[start Data supplied]
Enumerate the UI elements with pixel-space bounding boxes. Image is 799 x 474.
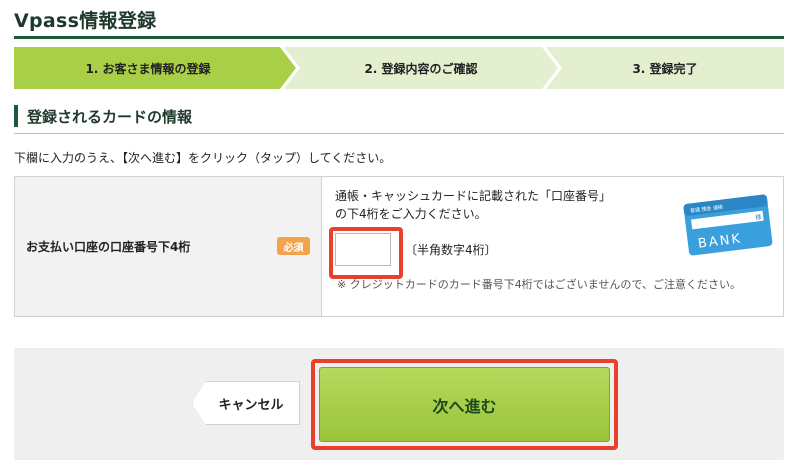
form-table: お支払い口座の口座番号下4桁 必須 通帳・キャッシュカードに記載された「口座番号… <box>14 176 784 317</box>
step-3: 3. 登録完了 <box>546 47 784 89</box>
step-1-label: 1. お客さま情報の登録 <box>85 61 211 76</box>
step-2: 2. 登録内容のご確認 <box>284 47 558 89</box>
caution-note: ※ クレジットカードのカード番号下4桁ではございませんので、ご注意ください。 <box>337 278 741 291</box>
bank-card-small-text: 様 <box>755 213 762 222</box>
required-badge: 必須 <box>277 237 310 255</box>
step-3-label: 3. 登録完了 <box>632 61 698 76</box>
instruction-text: 下欄に入力のうえ、【次へ進む】をクリック（タップ）してください。 <box>14 151 392 165</box>
step-2-label: 2. 登録内容のご確認 <box>364 61 478 76</box>
field-hint-line-2: の下4桁をご入力ください。 <box>335 207 487 221</box>
field-value-cell: 通帳・キャッシュカードに記載された「口座番号」 の下4桁をご入力ください。 〔半… <box>323 177 783 316</box>
section-title: 登録されるカードの情報 <box>27 107 193 126</box>
input-format-note: 〔半角数字4桁〕 <box>405 243 497 257</box>
field-label: お支払い口座の口座番号下4桁 <box>26 240 191 254</box>
step-1-current: 1. お客さま情報の登録 <box>14 47 296 89</box>
cancel-button[interactable]: キャンセル <box>192 381 300 425</box>
title-divider <box>14 36 784 39</box>
bank-card-icon: 普通 預金 通帳 様 BANK <box>683 194 773 256</box>
account-last4-input[interactable] <box>335 233 391 266</box>
section-heading: 登録されるカードの情報 <box>14 104 192 128</box>
section-divider <box>14 133 784 134</box>
cancel-button-label: キャンセル <box>218 397 284 413</box>
page-title: Vpass情報登録 <box>14 10 157 32</box>
progress-steps: 1. お客さま情報の登録 2. 登録内容のご確認 3. 登録完了 <box>14 47 784 89</box>
next-button[interactable]: 次へ進む <box>319 367 610 442</box>
section-marker <box>14 105 18 127</box>
field-hint-line-1: 通帳・キャッシュカードに記載された「口座番号」 <box>335 189 612 203</box>
field-label-cell: お支払い口座の口座番号下4桁 必須 <box>15 177 322 316</box>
[end Data supplied]
Which lines above contain the string "キャンセル"? List each of them in full.

cancel-button[interactable]: キャンセル <box>192 381 300 425</box>
cancel-button-label: キャンセル <box>218 397 284 413</box>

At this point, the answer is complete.